• What is needed: Rewrite the records from their start up to and including the line containing "- table-cell: 27: [653, 193, 738, 211]" as a JSON list of strings, with one string per line. Skip blank lines and leave out everything after that line.
-- Start Items --
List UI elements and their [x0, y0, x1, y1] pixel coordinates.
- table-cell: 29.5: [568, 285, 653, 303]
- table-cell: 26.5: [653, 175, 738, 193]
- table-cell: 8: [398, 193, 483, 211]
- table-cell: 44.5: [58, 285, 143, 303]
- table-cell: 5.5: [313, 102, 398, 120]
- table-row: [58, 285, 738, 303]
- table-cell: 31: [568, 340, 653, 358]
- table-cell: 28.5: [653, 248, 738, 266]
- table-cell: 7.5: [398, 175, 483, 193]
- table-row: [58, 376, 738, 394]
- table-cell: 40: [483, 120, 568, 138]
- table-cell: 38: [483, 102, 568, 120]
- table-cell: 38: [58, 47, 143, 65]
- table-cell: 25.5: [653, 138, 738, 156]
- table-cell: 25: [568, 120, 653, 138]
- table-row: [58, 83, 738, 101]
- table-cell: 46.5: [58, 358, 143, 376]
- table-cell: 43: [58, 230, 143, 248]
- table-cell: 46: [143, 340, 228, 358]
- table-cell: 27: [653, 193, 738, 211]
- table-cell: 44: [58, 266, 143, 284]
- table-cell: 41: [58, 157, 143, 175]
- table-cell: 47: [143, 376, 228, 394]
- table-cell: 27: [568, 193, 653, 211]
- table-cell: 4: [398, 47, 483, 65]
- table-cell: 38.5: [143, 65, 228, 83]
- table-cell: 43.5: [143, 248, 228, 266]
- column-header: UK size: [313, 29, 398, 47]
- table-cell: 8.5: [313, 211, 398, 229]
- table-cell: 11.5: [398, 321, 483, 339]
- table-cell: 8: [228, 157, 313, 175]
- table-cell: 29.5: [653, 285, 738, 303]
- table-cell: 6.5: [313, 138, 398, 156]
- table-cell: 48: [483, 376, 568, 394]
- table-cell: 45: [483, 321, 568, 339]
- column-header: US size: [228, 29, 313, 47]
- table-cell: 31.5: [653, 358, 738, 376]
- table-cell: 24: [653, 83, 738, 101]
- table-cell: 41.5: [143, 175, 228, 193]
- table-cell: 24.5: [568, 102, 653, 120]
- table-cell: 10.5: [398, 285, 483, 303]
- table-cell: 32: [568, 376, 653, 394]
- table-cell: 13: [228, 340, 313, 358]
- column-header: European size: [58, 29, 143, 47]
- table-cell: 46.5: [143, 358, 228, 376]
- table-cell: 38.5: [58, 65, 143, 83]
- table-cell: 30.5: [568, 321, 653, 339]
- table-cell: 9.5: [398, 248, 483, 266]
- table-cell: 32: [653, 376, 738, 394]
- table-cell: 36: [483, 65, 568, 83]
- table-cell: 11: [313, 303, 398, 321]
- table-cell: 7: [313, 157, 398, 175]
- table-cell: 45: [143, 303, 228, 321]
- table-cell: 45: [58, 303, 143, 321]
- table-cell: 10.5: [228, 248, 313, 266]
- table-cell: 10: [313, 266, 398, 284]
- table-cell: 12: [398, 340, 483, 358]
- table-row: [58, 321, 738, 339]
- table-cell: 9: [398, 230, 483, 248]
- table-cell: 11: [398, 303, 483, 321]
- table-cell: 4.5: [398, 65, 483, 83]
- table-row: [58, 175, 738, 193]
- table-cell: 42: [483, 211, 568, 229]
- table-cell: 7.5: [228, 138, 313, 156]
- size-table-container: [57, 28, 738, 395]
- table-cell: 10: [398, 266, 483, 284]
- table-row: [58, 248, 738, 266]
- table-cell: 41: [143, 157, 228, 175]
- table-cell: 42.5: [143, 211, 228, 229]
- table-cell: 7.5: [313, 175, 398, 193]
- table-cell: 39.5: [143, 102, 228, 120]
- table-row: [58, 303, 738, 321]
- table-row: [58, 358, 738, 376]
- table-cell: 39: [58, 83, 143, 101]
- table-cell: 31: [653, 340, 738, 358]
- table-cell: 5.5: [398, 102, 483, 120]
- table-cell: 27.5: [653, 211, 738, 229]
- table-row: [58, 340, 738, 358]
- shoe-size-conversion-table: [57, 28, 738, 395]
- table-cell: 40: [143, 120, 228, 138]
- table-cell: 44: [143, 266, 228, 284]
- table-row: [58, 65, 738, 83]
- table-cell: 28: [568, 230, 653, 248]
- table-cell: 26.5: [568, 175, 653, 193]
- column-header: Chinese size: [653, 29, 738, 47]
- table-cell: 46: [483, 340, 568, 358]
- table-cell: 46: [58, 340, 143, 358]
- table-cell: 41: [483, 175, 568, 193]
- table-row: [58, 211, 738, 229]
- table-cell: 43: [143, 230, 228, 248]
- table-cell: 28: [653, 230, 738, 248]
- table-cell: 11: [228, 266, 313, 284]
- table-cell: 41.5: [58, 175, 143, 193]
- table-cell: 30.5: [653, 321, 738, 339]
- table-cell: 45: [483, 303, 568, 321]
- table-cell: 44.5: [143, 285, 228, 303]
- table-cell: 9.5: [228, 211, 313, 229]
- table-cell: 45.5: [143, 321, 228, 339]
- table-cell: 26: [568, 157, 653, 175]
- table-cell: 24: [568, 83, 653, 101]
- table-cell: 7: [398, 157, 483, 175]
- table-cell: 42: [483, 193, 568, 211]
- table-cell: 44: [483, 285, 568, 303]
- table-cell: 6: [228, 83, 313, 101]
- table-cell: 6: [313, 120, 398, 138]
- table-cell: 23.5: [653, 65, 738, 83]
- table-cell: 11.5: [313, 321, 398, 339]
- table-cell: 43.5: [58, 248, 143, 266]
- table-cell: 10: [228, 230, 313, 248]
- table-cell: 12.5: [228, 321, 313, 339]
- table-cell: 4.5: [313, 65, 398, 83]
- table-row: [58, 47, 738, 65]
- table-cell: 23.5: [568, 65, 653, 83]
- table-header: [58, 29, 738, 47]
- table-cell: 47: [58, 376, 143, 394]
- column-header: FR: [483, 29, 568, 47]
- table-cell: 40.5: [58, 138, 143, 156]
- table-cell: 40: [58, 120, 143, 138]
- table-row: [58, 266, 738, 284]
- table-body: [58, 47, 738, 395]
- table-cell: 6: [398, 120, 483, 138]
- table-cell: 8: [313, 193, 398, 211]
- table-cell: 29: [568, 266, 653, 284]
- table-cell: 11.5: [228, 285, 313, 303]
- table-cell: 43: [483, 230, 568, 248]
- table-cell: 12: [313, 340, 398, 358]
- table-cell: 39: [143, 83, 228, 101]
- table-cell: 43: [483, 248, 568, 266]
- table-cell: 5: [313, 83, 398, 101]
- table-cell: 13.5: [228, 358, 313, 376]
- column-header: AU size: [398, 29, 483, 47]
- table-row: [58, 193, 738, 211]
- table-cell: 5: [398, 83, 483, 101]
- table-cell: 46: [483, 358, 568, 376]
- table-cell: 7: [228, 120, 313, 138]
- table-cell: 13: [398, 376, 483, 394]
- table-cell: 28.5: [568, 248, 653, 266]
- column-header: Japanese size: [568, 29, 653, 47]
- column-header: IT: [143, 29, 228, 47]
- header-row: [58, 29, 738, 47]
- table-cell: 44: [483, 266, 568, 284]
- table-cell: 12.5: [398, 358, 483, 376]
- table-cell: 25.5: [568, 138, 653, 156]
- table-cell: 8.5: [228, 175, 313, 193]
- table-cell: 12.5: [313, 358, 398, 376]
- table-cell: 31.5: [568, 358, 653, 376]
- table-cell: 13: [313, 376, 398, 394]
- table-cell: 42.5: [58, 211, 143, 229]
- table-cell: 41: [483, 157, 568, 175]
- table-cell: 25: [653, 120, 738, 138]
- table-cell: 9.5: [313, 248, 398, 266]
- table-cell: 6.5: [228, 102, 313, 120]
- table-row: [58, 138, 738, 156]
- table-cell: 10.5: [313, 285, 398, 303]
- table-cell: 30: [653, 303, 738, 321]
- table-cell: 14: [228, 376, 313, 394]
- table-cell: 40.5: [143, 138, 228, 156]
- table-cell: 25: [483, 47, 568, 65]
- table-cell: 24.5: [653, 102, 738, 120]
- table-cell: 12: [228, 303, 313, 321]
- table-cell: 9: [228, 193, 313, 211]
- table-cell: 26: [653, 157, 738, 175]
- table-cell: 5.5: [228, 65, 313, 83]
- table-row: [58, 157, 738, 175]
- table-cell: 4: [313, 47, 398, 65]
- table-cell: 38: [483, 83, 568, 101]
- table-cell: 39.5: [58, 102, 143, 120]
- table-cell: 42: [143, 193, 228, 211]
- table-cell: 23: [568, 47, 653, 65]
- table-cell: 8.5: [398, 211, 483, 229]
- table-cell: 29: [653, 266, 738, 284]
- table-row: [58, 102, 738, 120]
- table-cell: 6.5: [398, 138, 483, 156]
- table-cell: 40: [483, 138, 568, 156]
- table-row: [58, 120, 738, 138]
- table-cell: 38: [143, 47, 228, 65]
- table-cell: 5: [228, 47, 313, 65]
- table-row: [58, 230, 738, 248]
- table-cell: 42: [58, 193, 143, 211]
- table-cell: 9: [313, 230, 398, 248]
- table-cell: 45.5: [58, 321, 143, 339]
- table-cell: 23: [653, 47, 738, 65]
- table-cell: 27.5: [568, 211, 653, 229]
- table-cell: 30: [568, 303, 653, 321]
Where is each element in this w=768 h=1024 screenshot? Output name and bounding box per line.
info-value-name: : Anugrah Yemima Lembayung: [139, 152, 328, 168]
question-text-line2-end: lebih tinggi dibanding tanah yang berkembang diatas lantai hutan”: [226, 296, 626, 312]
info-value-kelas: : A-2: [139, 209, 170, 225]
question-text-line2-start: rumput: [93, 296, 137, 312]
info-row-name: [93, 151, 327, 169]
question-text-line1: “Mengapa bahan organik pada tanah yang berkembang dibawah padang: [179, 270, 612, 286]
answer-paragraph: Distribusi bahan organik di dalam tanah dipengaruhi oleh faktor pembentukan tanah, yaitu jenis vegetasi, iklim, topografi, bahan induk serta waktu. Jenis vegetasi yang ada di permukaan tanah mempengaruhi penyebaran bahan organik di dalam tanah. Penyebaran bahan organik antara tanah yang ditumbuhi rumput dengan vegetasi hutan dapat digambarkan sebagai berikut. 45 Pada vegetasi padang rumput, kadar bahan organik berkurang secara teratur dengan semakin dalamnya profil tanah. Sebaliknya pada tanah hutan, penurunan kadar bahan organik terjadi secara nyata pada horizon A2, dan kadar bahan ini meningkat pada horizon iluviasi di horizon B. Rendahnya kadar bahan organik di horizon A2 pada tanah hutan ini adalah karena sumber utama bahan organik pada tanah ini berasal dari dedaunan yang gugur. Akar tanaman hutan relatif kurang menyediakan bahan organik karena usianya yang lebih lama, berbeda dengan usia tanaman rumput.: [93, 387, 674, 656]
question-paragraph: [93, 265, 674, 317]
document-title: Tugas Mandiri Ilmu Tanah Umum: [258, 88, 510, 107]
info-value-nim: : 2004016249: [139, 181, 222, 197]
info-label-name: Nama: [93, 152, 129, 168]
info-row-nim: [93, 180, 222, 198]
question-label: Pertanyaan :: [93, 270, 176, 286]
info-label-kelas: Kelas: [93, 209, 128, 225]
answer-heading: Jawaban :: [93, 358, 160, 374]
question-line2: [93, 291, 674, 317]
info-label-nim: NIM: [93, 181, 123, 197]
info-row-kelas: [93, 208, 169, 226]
-- End Items --
• Solution for this task:
[
  "List UI elements and their [x0, y0, x1, y1] pixel coordinates.",
  "- table-cell: 29.5: [568, 285, 653, 303]",
  "- table-cell: 26.5: [653, 175, 738, 193]",
  "- table-cell: 8: [398, 193, 483, 211]",
  "- table-cell: 44.5: [58, 285, 143, 303]",
  "- table-cell: 5.5: [313, 102, 398, 120]",
  "- table-row: [58, 285, 738, 303]",
  "- table-cell: 31: [568, 340, 653, 358]",
  "- table-cell: 28.5: [653, 248, 738, 266]",
  "- table-cell: 7.5: [398, 175, 483, 193]",
  "- table-row: [58, 376, 738, 394]",
  "- table-cell: 40: [483, 120, 568, 138]",
  "- table-cell: 38: [483, 102, 568, 120]",
  "- table-cell: 38: [58, 47, 143, 65]",
  "- table-cell: 25.5: [653, 138, 738, 156]",
  "- table-cell: 25: [568, 120, 653, 138]",
  "- table-row: [58, 83, 738, 101]",
  "- table-cell: 46.5: [58, 358, 143, 376]",
  "- table-cell: 43: [58, 230, 143, 248]",
  "- table-cell: 46: [143, 340, 228, 358]",
  "- table-cell: 27: [653, 193, 738, 211]"
]